Exercise goal: Omit all pictures. Quote only the lines from the one with "Output a JSON" through the end of the material below.

Saved data entries

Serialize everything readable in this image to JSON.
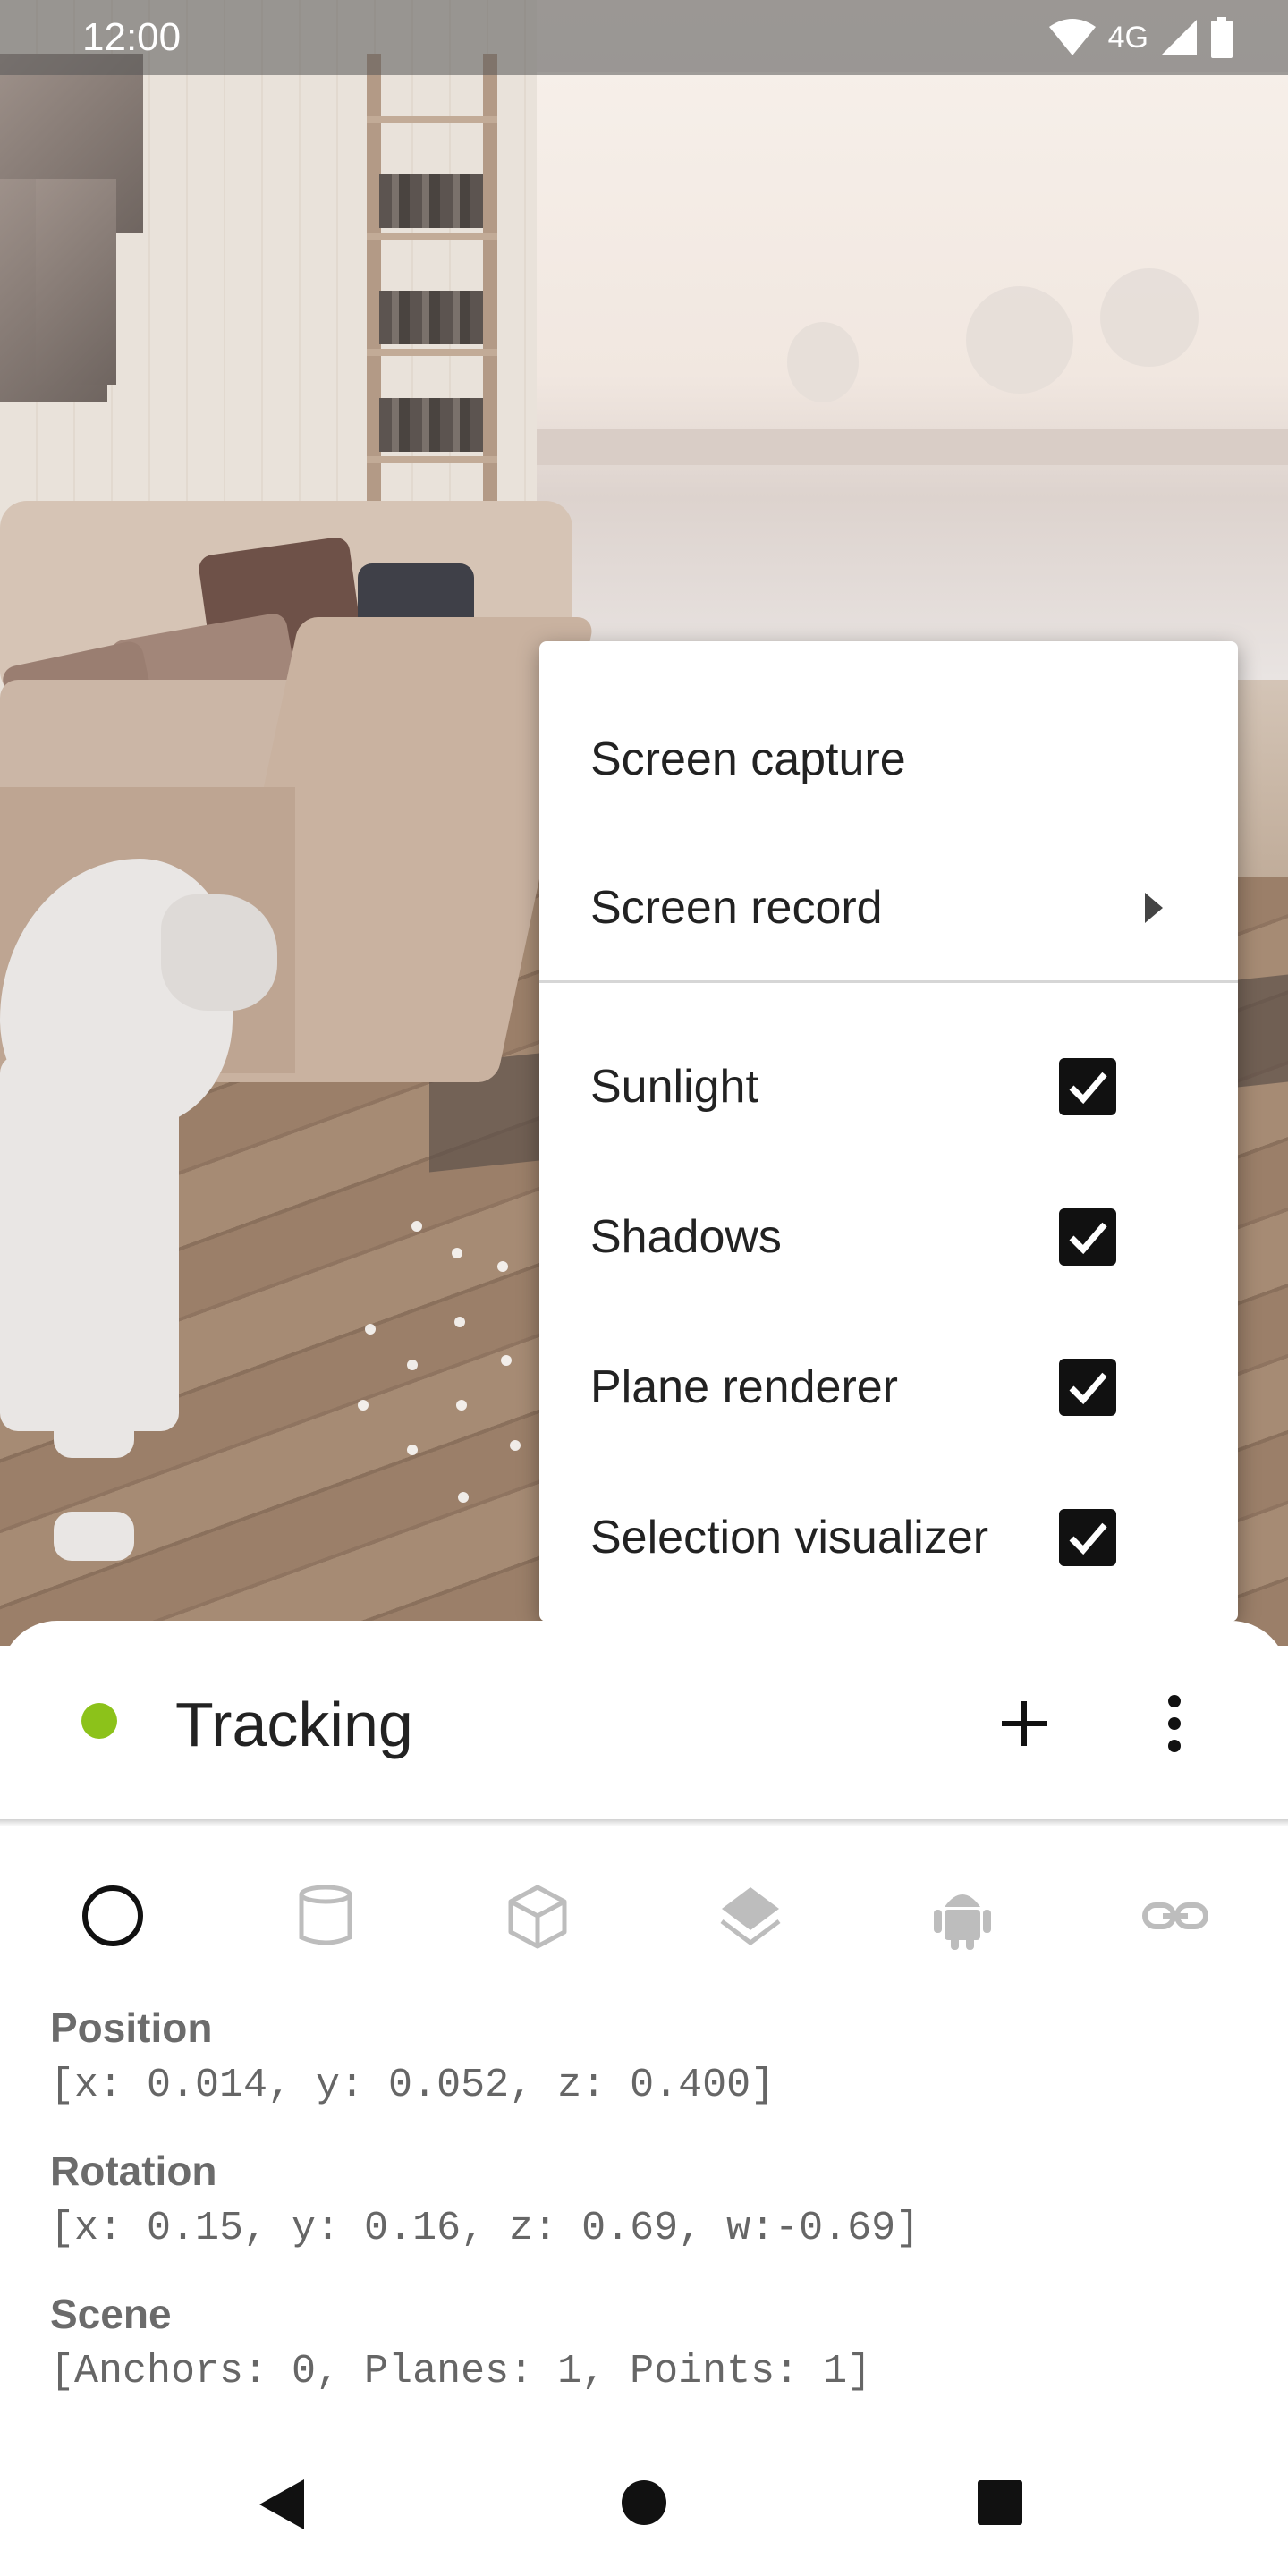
{
  "status_bar": {
    "time": "12:00",
    "network": "4G"
  },
  "menu": {
    "items": [
      {
        "label": "Screen capture"
      },
      {
        "label": "Screen record",
        "has_submenu": true
      },
      {
        "label": "Sunlight",
        "checked": true
      },
      {
        "label": "Shadows",
        "checked": true
      },
      {
        "label": "Plane renderer",
        "checked": true
      },
      {
        "label": "Selection visualizer",
        "checked": true
      }
    ]
  },
  "sheet": {
    "status": "Tracking",
    "status_color": "#8cc21a",
    "tabs": [
      "circle-icon",
      "cylinder-icon",
      "cube-icon",
      "layers-icon",
      "android-icon",
      "link-icon"
    ],
    "active_tab": 0,
    "info": {
      "position_label": "Position",
      "position_value": "[x: 0.014, y: 0.052, z: 0.400]",
      "rotation_label": "Rotation",
      "rotation_value": "[x: 0.15, y: 0.16, z: 0.69, w:-0.69]",
      "scene_label": "Scene",
      "scene_value": "[Anchors: 0, Planes: 1, Points: 1]"
    }
  },
  "nav": {
    "back": "back-icon",
    "home": "home-icon",
    "recents": "recents-icon"
  }
}
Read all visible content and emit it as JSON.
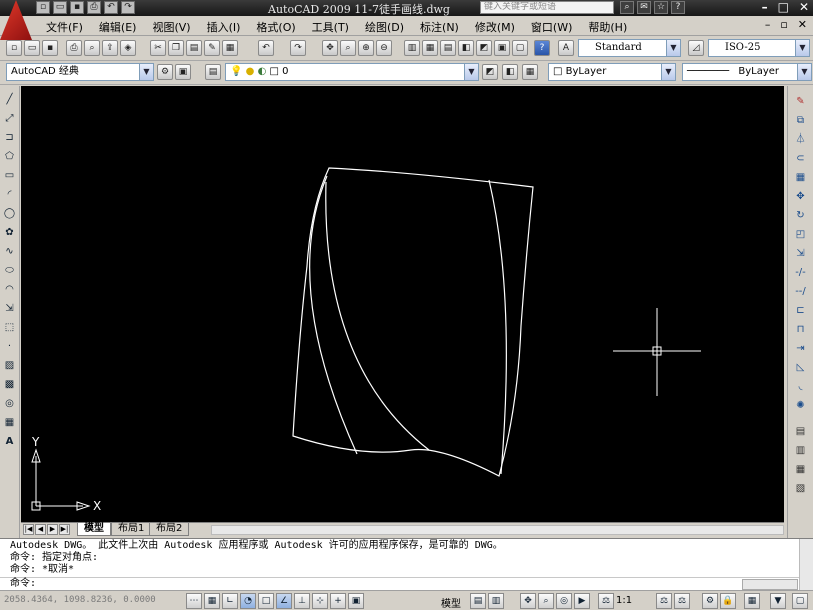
{
  "window": {
    "title": "AutoCAD 2009  11-7徒手画线.dwg",
    "search_placeholder": "键入关键字或短语"
  },
  "quick_access": [
    "new-icon",
    "open-icon",
    "save-icon",
    "print-icon",
    "undo-icon",
    "redo-icon"
  ],
  "menu": {
    "items": [
      "文件(F)",
      "编辑(E)",
      "视图(V)",
      "插入(I)",
      "格式(O)",
      "工具(T)",
      "绘图(D)",
      "标注(N)",
      "修改(M)",
      "窗口(W)",
      "帮助(H)"
    ]
  },
  "toolbar": {
    "text_style": "Standard",
    "dim_style": "ISO-25"
  },
  "workspace": {
    "name": "AutoCAD 经典"
  },
  "layers": {
    "current": "0",
    "color": "ByLayer",
    "linetype": "ByLayer"
  },
  "canvas": {
    "background": "#000000",
    "line_color": "#ffffff",
    "ucs_x": "X",
    "ucs_y": "Y"
  },
  "tabs": {
    "items": [
      "模型",
      "布局1",
      "布局2"
    ],
    "active": "模型"
  },
  "command": {
    "lines": [
      "Autodesk DWG。   此文件上次由 Autodesk 应用程序或 Autodesk 许可的应用程序保存，是可靠的 DWG。",
      "命令: 指定对角点:",
      "命令: *取消*"
    ],
    "prompt": "命令:"
  },
  "status": {
    "coords": "2058.4364, 1098.8236, 0.0000",
    "model": "模型",
    "scale": "1:1"
  }
}
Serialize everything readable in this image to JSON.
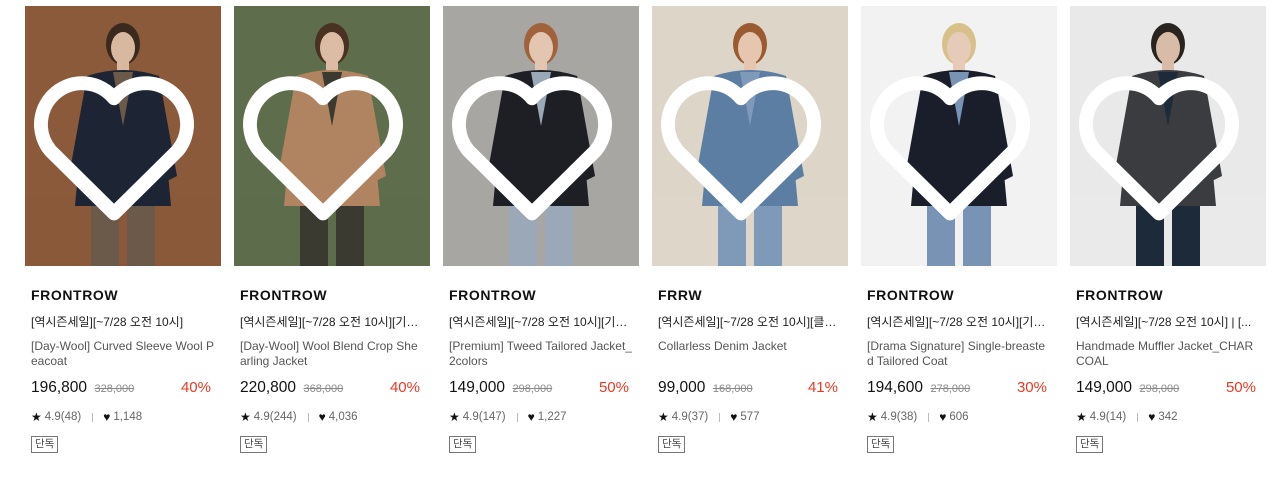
{
  "products": [
    {
      "brand": "FRONTROW",
      "promo": "[역시즌세일][~7/28 오전 10시]",
      "name": "[Day-Wool] Curved Sleeve Wool Peacoat",
      "price": "196,800",
      "original_price": "328,000",
      "discount": "40%",
      "rating": "4.9(48)",
      "likes": "1,148",
      "badge": "단독",
      "colors": {
        "bg": "#8a5a3a",
        "garment": "#1d2433",
        "accent": "#6b5a4a",
        "skin": "#d9b8a0",
        "hair": "#3a2a1e"
      }
    },
    {
      "brand": "FRONTROW",
      "promo": "[역시즌세일][~7/28 오전 10시][기…",
      "name": "[Day-Wool] Wool Blend Crop Shearling Jacket",
      "price": "220,800",
      "original_price": "368,000",
      "discount": "40%",
      "rating": "4.9(244)",
      "likes": "4,036",
      "badge": "단독",
      "colors": {
        "bg": "#5e6e4c",
        "garment": "#b08460",
        "accent": "#3a3a30",
        "skin": "#dcbca4",
        "hair": "#4a3222"
      }
    },
    {
      "brand": "FRONTROW",
      "promo": "[역시즌세일][~7/28 오전 10시][기…",
      "name": "[Premium] Tweed Tailored Jacket_2colors",
      "price": "149,000",
      "original_price": "298,000",
      "discount": "50%",
      "rating": "4.9(147)",
      "likes": "1,227",
      "badge": "단독",
      "colors": {
        "bg": "#a8a6a2",
        "garment": "#1e1f24",
        "accent": "#9aa8b8",
        "skin": "#e2c6b2",
        "hair": "#a0623a"
      }
    },
    {
      "brand": "FRRW",
      "promo": "[역시즌세일][~7/28 오전 10시][클…",
      "name": "Collarless Denim Jacket",
      "price": "99,000",
      "original_price": "168,000",
      "discount": "41%",
      "rating": "4.9(37)",
      "likes": "577",
      "badge": "단독",
      "colors": {
        "bg": "#ddd6c8",
        "garment": "#5d7ea3",
        "accent": "#7f9ab8",
        "skin": "#e6c6ae",
        "hair": "#9a5a32"
      }
    },
    {
      "brand": "FRONTROW",
      "promo": "[역시즌세일][~7/28 오전 10시][기…",
      "name": "[Drama Signature] Single-breasted Tailored Coat",
      "price": "194,600",
      "original_price": "278,000",
      "discount": "30%",
      "rating": "4.9(38)",
      "likes": "606",
      "badge": "단독",
      "colors": {
        "bg": "#f2f2f2",
        "garment": "#1a1e2a",
        "accent": "#7893b3",
        "skin": "#e6cbb8",
        "hair": "#d8c08a"
      }
    },
    {
      "brand": "FRONTROW",
      "promo": "[역시즌세일][~7/28 오전 10시] | [...",
      "name": "Handmade Muffler Jacket_CHARCOAL",
      "price": "149,000",
      "original_price": "298,000",
      "discount": "50%",
      "rating": "4.9(14)",
      "likes": "342",
      "badge": "단독",
      "colors": {
        "bg": "#e9e9e9",
        "garment": "#3a3c40",
        "accent": "#1c2a3a",
        "skin": "#d8bca8",
        "hair": "#2a2420"
      }
    }
  ]
}
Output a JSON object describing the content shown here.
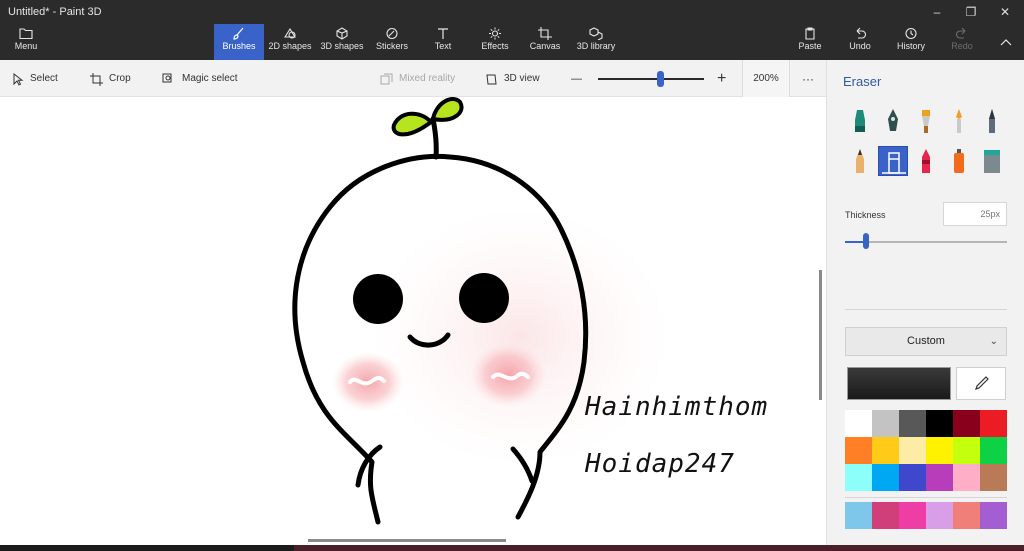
{
  "window": {
    "title": "Untitled* - Paint 3D",
    "buttons": [
      "–",
      "❐",
      "✕"
    ]
  },
  "ribbon": {
    "menu": "Menu",
    "tools": [
      {
        "label": "Brushes",
        "icon": "brush-icon"
      },
      {
        "label": "2D shapes",
        "icon": "2d-shapes-icon"
      },
      {
        "label": "3D shapes",
        "icon": "3d-shapes-icon"
      },
      {
        "label": "Stickers",
        "icon": "stickers-icon"
      },
      {
        "label": "Text",
        "icon": "text-icon"
      },
      {
        "label": "Effects",
        "icon": "effects-icon"
      },
      {
        "label": "Canvas",
        "icon": "canvas-icon"
      },
      {
        "label": "3D library",
        "icon": "3d-library-icon"
      }
    ],
    "paste": "Paste",
    "undo": "Undo",
    "history": "History",
    "redo": "Redo"
  },
  "toolbar": {
    "select": "Select",
    "crop": "Crop",
    "magic_select": "Magic select",
    "mixed_reality": "Mixed reality",
    "view_3d": "3D view",
    "zoom_minus": "—",
    "zoom_plus": "+",
    "zoom_level": "200%",
    "zoom_fraction": 0.6,
    "more": "···"
  },
  "canvas": {
    "text_line_1": "Hainhimthom",
    "text_line_2": "Hoidap247"
  },
  "panel": {
    "title": "Eraser",
    "thickness_label": "Thickness",
    "thickness_value": "25px",
    "thickness_fraction": 0.13,
    "color_mode": "Custom",
    "current_color": "#1a1a1a",
    "accent": "#3a63c9",
    "palette": [
      "#ffffff",
      "#c3c3c3",
      "#585858",
      "#000000",
      "#88001b",
      "#ec1c24",
      "#ff7f27",
      "#ffca18",
      "#fdeca6",
      "#fff200",
      "#c4ff0e",
      "#0ed145",
      "#8cfffb",
      "#00a8f3",
      "#3f48cc",
      "#b83dba",
      "#ffaec8",
      "#b97a56"
    ],
    "custom_palette": [
      "#7fc7ea",
      "#d13f7b",
      "#ee3ea6",
      "#d89ee8",
      "#f07f7a",
      "#a35fd1"
    ]
  }
}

Task solution:
Output a JSON object describing the content shown here.
{
  "window": {
    "title": "Untitled* - Paint 3D",
    "buttons": [
      "–",
      "❐",
      "✕"
    ]
  },
  "ribbon": {
    "menu": "Menu",
    "tools": [
      {
        "label": "Brushes",
        "icon": "brush-icon"
      },
      {
        "label": "2D shapes",
        "icon": "2d-shapes-icon"
      },
      {
        "label": "3D shapes",
        "icon": "3d-shapes-icon"
      },
      {
        "label": "Stickers",
        "icon": "stickers-icon"
      },
      {
        "label": "Text",
        "icon": "text-icon"
      },
      {
        "label": "Effects",
        "icon": "effects-icon"
      },
      {
        "label": "Canvas",
        "icon": "canvas-icon"
      },
      {
        "label": "3D library",
        "icon": "3d-library-icon"
      }
    ],
    "paste": "Paste",
    "undo": "Undo",
    "history": "History",
    "redo": "Redo"
  },
  "toolbar": {
    "select": "Select",
    "crop": "Crop",
    "magic_select": "Magic select",
    "mixed_reality": "Mixed reality",
    "view_3d": "3D view",
    "zoom_minus": "—",
    "zoom_plus": "+",
    "zoom_level": "200%",
    "zoom_fraction": 0.6,
    "more": "···"
  },
  "canvas": {
    "text_line_1": "Hainhimthom",
    "text_line_2": "Hoidap247"
  },
  "panel": {
    "title": "Eraser",
    "thickness_label": "Thickness",
    "thickness_value": "25px",
    "thickness_fraction": 0.13,
    "color_mode": "Custom",
    "current_color": "#1a1a1a",
    "accent": "#3a63c9",
    "palette": [
      "#ffffff",
      "#c3c3c3",
      "#585858",
      "#000000",
      "#88001b",
      "#ec1c24",
      "#ff7f27",
      "#ffca18",
      "#fdeca6",
      "#fff200",
      "#c4ff0e",
      "#0ed145",
      "#8cfffb",
      "#00a8f3",
      "#3f48cc",
      "#b83dba",
      "#ffaec8",
      "#b97a56"
    ],
    "custom_palette": [
      "#7fc7ea",
      "#d13f7b",
      "#ee3ea6",
      "#d89ee8",
      "#f07f7a",
      "#a35fd1"
    ]
  }
}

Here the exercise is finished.